**Direction:**
Take the entries below and reproduce them word for word.

**Dataset extract:**
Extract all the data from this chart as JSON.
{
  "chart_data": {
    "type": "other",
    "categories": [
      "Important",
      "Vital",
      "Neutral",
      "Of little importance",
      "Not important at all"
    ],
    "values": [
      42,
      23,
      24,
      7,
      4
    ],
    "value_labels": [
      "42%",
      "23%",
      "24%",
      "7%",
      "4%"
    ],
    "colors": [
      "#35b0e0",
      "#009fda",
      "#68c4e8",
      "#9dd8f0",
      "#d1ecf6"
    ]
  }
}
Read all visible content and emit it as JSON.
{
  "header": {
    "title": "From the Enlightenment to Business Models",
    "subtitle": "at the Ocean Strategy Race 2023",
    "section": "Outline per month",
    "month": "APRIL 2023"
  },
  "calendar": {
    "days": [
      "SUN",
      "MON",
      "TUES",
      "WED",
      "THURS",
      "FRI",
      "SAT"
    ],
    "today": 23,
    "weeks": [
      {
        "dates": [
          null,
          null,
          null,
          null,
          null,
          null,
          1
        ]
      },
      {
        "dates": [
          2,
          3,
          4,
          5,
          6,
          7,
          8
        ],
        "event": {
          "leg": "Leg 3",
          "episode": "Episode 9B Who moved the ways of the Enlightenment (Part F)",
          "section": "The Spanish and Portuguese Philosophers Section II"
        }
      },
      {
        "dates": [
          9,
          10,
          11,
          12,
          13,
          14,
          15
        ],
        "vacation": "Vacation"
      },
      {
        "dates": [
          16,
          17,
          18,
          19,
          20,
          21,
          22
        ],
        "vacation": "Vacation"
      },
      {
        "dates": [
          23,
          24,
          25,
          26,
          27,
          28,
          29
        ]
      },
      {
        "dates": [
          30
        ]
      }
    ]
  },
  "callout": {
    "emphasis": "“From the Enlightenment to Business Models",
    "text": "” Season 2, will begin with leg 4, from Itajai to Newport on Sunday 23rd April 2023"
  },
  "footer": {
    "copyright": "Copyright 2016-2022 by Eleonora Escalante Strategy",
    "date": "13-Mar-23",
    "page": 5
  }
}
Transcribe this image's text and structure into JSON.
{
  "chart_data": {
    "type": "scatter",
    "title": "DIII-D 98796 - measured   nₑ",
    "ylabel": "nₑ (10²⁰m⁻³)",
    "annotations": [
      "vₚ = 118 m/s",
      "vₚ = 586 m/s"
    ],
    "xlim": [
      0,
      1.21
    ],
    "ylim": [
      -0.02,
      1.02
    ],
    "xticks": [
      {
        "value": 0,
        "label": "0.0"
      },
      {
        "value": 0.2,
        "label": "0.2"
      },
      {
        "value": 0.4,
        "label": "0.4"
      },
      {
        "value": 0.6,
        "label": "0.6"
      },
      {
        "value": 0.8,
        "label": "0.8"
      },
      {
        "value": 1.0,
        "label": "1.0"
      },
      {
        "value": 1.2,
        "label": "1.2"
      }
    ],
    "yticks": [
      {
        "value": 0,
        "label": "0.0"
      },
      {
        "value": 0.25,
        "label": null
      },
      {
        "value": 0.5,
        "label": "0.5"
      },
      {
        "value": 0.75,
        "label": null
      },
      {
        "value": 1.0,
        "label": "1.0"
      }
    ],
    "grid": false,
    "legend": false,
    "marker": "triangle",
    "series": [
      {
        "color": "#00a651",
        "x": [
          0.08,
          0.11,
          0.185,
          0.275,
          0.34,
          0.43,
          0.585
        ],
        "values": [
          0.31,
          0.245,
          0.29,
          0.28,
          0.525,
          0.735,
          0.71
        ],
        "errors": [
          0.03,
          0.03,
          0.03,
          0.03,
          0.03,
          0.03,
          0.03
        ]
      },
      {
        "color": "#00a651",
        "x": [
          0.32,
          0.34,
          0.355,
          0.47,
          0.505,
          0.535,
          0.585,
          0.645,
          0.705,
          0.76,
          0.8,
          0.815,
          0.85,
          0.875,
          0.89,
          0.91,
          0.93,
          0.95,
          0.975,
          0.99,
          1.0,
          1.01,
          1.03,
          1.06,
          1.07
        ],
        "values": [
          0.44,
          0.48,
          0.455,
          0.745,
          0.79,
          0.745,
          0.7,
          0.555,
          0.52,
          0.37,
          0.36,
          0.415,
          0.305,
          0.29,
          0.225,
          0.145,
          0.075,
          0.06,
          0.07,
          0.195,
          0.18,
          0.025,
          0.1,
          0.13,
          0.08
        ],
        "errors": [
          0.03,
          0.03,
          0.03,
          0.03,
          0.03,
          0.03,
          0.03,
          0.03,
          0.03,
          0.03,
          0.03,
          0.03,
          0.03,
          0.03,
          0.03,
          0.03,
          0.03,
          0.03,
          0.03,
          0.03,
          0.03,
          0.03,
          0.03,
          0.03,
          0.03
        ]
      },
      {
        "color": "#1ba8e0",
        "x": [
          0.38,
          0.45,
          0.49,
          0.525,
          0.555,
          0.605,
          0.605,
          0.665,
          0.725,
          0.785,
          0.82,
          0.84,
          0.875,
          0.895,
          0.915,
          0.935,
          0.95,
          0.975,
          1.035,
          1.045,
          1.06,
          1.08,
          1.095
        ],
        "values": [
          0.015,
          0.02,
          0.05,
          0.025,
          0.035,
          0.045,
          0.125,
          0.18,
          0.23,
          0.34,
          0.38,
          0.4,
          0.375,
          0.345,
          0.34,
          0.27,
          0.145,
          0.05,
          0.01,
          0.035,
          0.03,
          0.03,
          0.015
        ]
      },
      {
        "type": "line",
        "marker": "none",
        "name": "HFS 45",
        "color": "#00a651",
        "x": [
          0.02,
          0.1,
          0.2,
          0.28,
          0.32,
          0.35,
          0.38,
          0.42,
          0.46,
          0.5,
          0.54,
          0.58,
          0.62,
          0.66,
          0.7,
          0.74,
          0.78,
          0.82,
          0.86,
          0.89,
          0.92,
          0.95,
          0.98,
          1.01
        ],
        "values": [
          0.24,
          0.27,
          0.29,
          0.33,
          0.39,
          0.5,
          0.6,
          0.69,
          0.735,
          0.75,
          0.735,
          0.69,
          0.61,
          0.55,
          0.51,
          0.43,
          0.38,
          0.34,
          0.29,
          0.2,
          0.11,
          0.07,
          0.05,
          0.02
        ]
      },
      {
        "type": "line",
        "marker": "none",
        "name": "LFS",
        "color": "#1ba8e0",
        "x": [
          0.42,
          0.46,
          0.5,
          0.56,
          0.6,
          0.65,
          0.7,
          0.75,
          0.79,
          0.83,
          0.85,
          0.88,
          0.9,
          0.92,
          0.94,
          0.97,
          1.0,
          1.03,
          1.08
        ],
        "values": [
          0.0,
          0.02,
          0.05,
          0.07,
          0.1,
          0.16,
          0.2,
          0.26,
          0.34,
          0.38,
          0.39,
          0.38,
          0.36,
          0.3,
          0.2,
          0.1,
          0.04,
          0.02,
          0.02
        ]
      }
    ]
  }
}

**Correct result:**
Extract all the data from this chart as JSON.
{
  "chart_data": {
    "type": "other",
    "categories": [
      "Important",
      "Vital",
      "Neutral",
      "Of little importance",
      "Not important at all"
    ],
    "values": [
      42,
      23,
      24,
      7,
      4
    ],
    "value_labels": [
      "42%",
      "23%",
      "24%",
      "7%",
      "4%"
    ],
    "colors": [
      "#35b0e0",
      "#009fda",
      "#68c4e8",
      "#9dd8f0",
      "#d1ecf6"
    ]
  }
}
Read all visible content and emit it as JSON.
{
  "header": {
    "title": "From the Enlightenment to Business Models",
    "subtitle": "at the Ocean Strategy Race 2023",
    "section": "Outline per month",
    "month": "APRIL 2023"
  },
  "calendar": {
    "days": [
      "SUN",
      "MON",
      "TUES",
      "WED",
      "THURS",
      "FRI",
      "SAT"
    ],
    "today": 23,
    "weeks": [
      {
        "dates": [
          null,
          null,
          null,
          null,
          null,
          null,
          1
        ]
      },
      {
        "dates": [
          2,
          3,
          4,
          5,
          6,
          7,
          8
        ],
        "event": {
          "leg": "Leg 3",
          "episode": "Episode 9B Who moved the ways of the Enlightenment (Part F)",
          "section": "The Spanish and Portuguese Philosophers Section II"
        }
      },
      {
        "dates": [
          9,
          10,
          11,
          12,
          13,
          14,
          15
        ],
        "vacation": "Vacation"
      },
      {
        "dates": [
          16,
          17,
          18,
          19,
          20,
          21,
          22
        ],
        "vacation": "Vacation"
      },
      {
        "dates": [
          23,
          24,
          25,
          26,
          27,
          28,
          29
        ]
      },
      {
        "dates": [
          30
        ]
      }
    ]
  },
  "callout": {
    "emphasis": "“From the Enlightenment to Business Models",
    "text": "” Season 2, will begin with leg 4, from Itajai to Newport on Sunday 23rd April 2023"
  },
  "footer": {
    "copyright": "Copyright 2016-2022 by Eleonora Escalante Strategy",
    "date": "13-Mar-23",
    "page": 5
  }
}
Transcribe this image's text and structure into JSON.
{
  "chart_data": {
    "type": "scatter",
    "title": "DIII-D 98796 - measured   nₑ",
    "ylabel": "nₑ (10²⁰m⁻³)",
    "annotations": [
      "vₚ = 118 m/s",
      "vₚ = 586 m/s"
    ],
    "xlim": [
      0,
      1.21
    ],
    "ylim": [
      -0.02,
      1.02
    ],
    "xticks": [
      {
        "value": 0,
        "label": "0.0"
      },
      {
        "value": 0.2,
        "label": "0.2"
      },
      {
        "value": 0.4,
        "label": "0.4"
      },
      {
        "value": 0.6,
        "label": "0.6"
      },
      {
        "value": 0.8,
        "label": "0.8"
      },
      {
        "value": 1.0,
        "label": "1.0"
      },
      {
        "value": 1.2,
        "label": "1.2"
      }
    ],
    "yticks": [
      {
        "value": 0,
        "label": "0.0"
      },
      {
        "value": 0.25,
        "label": null
      },
      {
        "value": 0.5,
        "label": "0.5"
      },
      {
        "value": 0.75,
        "label": null
      },
      {
        "value": 1.0,
        "label": "1.0"
      }
    ],
    "grid": false,
    "legend": false,
    "marker": "triangle",
    "series": [
      {
        "color": "#00a651",
        "x": [
          0.08,
          0.11,
          0.185,
          0.275,
          0.34,
          0.43,
          0.585
        ],
        "values": [
          0.31,
          0.245,
          0.29,
          0.28,
          0.525,
          0.735,
          0.71
        ],
        "errors": [
          0.03,
          0.03,
          0.03,
          0.03,
          0.03,
          0.03,
          0.03
        ]
      },
      {
        "color": "#00a651",
        "x": [
          0.32,
          0.34,
          0.355,
          0.47,
          0.505,
          0.535,
          0.585,
          0.645,
          0.705,
          0.76,
          0.8,
          0.815,
          0.85,
          0.875,
          0.89,
          0.91,
          0.93,
          0.95,
          0.975,
          0.99,
          1.0,
          1.01,
          1.03,
          1.06,
          1.07
        ],
        "values": [
          0.44,
          0.48,
          0.455,
          0.745,
          0.79,
          0.745,
          0.7,
          0.555,
          0.52,
          0.37,
          0.36,
          0.415,
          0.305,
          0.29,
          0.225,
          0.145,
          0.075,
          0.06,
          0.07,
          0.195,
          0.18,
          0.025,
          0.1,
          0.13,
          0.08
        ],
        "errors": [
          0.03,
          0.03,
          0.03,
          0.03,
          0.03,
          0.03,
          0.03,
          0.03,
          0.03,
          0.03,
          0.03,
          0.03,
          0.03,
          0.03,
          0.03,
          0.03,
          0.03,
          0.03,
          0.03,
          0.03,
          0.03,
          0.03,
          0.03,
          0.03,
          0.03
        ]
      },
      {
        "color": "#1ba8e0",
        "x": [
          0.38,
          0.45,
          0.49,
          0.525,
          0.555,
          0.605,
          0.605,
          0.665,
          0.725,
          0.785,
          0.82,
          0.84,
          0.875,
          0.895,
          0.915,
          0.935,
          0.95,
          0.975,
          1.035,
          1.045,
          1.06,
          1.08,
          1.095
        ],
        "values": [
          0.015,
          0.02,
          0.05,
          0.025,
          0.035,
          0.045,
          0.125,
          0.18,
          0.23,
          0.34,
          0.38,
          0.4,
          0.375,
          0.345,
          0.34,
          0.27,
          0.145,
          0.05,
          0.01,
          0.035,
          0.03,
          0.03,
          0.015
        ]
      },
      {
        "type": "line",
        "marker": "none",
        "name": "HFS 45",
        "color": "#00a651",
        "x": [
          0.02,
          0.1,
          0.2,
          0.28,
          0.32,
          0.35,
          0.38,
          0.42,
          0.46,
          0.5,
          0.54,
          0.58,
          0.62,
          0.66,
          0.7,
          0.74,
          0.78,
          0.82,
          0.86,
          0.89,
          0.92,
          0.95,
          0.98,
          1.01
        ],
        "values": [
          0.24,
          0.27,
          0.29,
          0.33,
          0.39,
          0.5,
          0.6,
          0.69,
          0.735,
          0.75,
          0.735,
          0.69,
          0.61,
          0.55,
          0.51,
          0.43,
          0.38,
          0.34,
          0.29,
          0.2,
          0.11,
          0.07,
          0.05,
          0.02
        ]
      },
      {
        "type": "line",
        "marker": "none",
        "name": "LFS",
        "color": "#1ba8e0",
        "x": [
          0.42,
          0.46,
          0.5,
          0.56,
          0.6,
          0.65,
          0.7,
          0.75,
          0.79,
          0.83,
          0.85,
          0.88,
          0.9,
          0.92,
          0.94,
          0.97,
          1.0,
          1.03,
          1.08
        ],
        "values": [
          0.0,
          0.02,
          0.05,
          0.07,
          0.1,
          0.16,
          0.2,
          0.26,
          0.34,
          0.38,
          0.39,
          0.38,
          0.36,
          0.3,
          0.2,
          0.1,
          0.04,
          0.02,
          0.02
        ]
      }
    ]
  }
}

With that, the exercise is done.